◆ Work required
Write out the listing below without alteration, omitting its pictures.

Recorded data
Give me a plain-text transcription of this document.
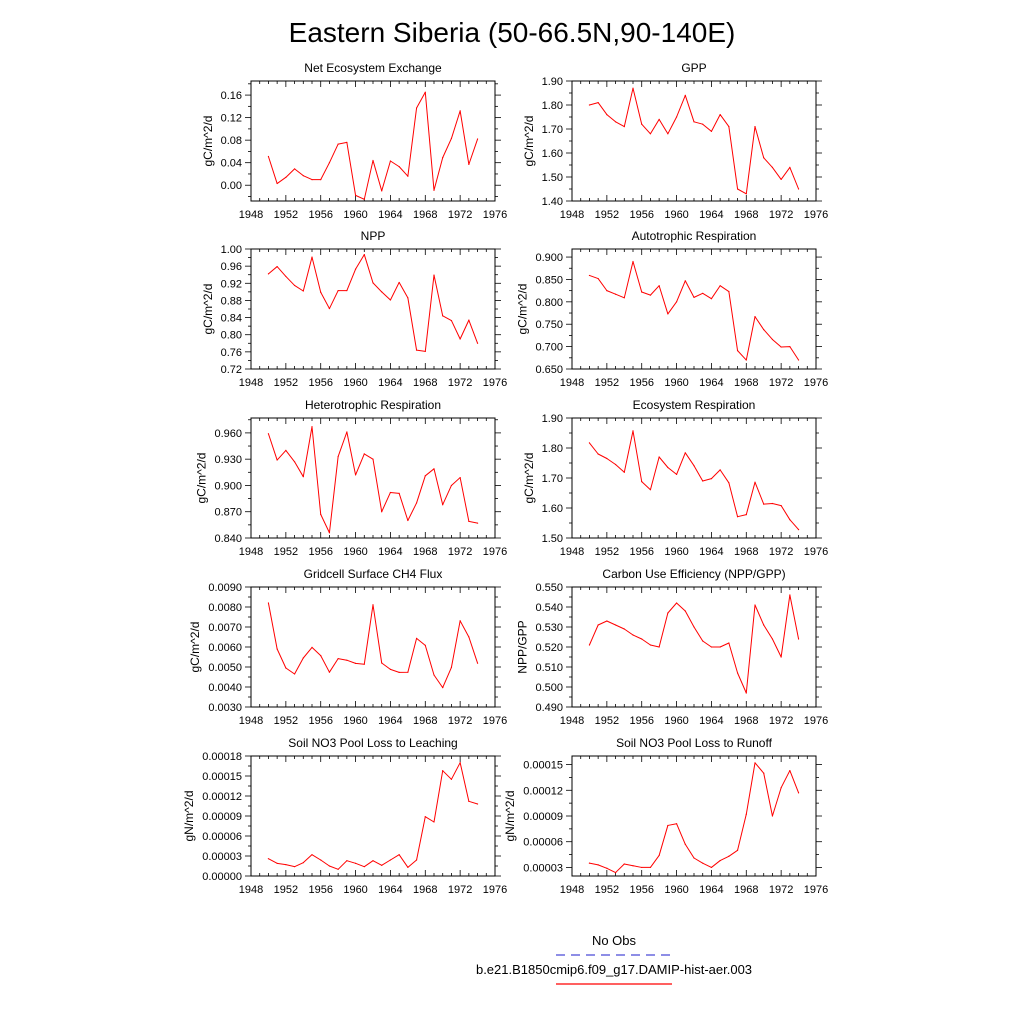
Eastern Siberia (50-66.5N,90-140E)
1948 1952 1956 1960 1964 1968 1972 1976
0.00
0.04
0.08
0.12
0.16
Net Ecosystem Exchange
gC/m^2/d
1948 1952 1956 1960 1964 1968 1972 1976
1.40
1.50
1.60
1.70
1.80
1.90
GPP
gC/m^2/d
1948 1952 1956 1960 1964 1968 1972 1976
0.72
0.76
0.80
0.84
0.88
0.92
0.96
1.00
NPP
gC/m^2/d
1948 1952 1956 1960 1964 1968 1972 1976
0.650
0.700
0.750
0.800
0.850
0.900
Autotrophic Respiration
gC/m^2/d
1948 1952 1956 1960 1964 1968 1972 1976
0.840
0.870
0.900
0.930
0.960
Heterotrophic Respiration
gC/m^2/d
1948 1952 1956 1960 1964 1968 1972 1976
1.50
1.60
1.70
1.80
1.90
Ecosystem Respiration
gC/m^2/d
1948 1952 1956 1960 1964 1968 1972 1976
0.0030
0.0040
0.0050
0.0060
0.0070
0.0080
0.0090
Gridcell Surface CH4 Flux
gC/m^2/d
1948 1952 1956 1960 1964 1968 1972 1976
0.490
0.500
0.510
0.520
0.530
0.540
0.550
Carbon Use Efficiency (NPP/GPP)
NPP/GPP
1948 1952 1956 1960 1964 1968 1972 1976
0.00000
0.00003
0.00006
0.00009
0.00012
0.00015
0.00018
Soil NO3 Pool Loss to Leaching
gN/m^2/d
1948 1952 1956 1960 1964 1968 1972 1976
0.00003
0.00006
0.00009
0.00012
0.00015
Soil NO3 Pool Loss to Runoff
gN/m^2/d
No Obs
b.e21.B1850cmip6.f09_g17.DAMIP-hist-aer.003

◆ Solution to this exercise
Give me a plain-text transcription of this document.
Eastern Siberia (50-66.5N,90-140E)
1948 1952 1956 1960 1964 1968 1972 1976
0.00
0.04
0.08
0.12
0.16
Net Ecosystem Exchange
gC/m^2/d
1948 1952 1956 1960 1964 1968 1972 1976
1.40
1.50
1.60
1.70
1.80
1.90
GPP
gC/m^2/d
1948 1952 1956 1960 1964 1968 1972 1976
0.72
0.76
0.80
0.84
0.88
0.92
0.96
1.00
NPP
gC/m^2/d
1948 1952 1956 1960 1964 1968 1972 1976
0.650
0.700
0.750
0.800
0.850
0.900
Autotrophic Respiration
gC/m^2/d
1948 1952 1956 1960 1964 1968 1972 1976
0.840
0.870
0.900
0.930
0.960
Heterotrophic Respiration
gC/m^2/d
1948 1952 1956 1960 1964 1968 1972 1976
1.50
1.60
1.70
1.80
1.90
Ecosystem Respiration
gC/m^2/d
1948 1952 1956 1960 1964 1968 1972 1976
0.0030
0.0040
0.0050
0.0060
0.0070
0.0080
0.0090
Gridcell Surface CH4 Flux
gC/m^2/d
1948 1952 1956 1960 1964 1968 1972 1976
0.490
0.500
0.510
0.520
0.530
0.540
0.550
Carbon Use Efficiency (NPP/GPP)
NPP/GPP
1948 1952 1956 1960 1964 1968 1972 1976
0.00000
0.00003
0.00006
0.00009
0.00012
0.00015
0.00018
Soil NO3 Pool Loss to Leaching
gN/m^2/d
1948 1952 1956 1960 1964 1968 1972 1976
0.00003
0.00006
0.00009
0.00012
0.00015
Soil NO3 Pool Loss to Runoff
gN/m^2/d
No Obs
b.e21.B1850cmip6.f09_g17.DAMIP-hist-aer.003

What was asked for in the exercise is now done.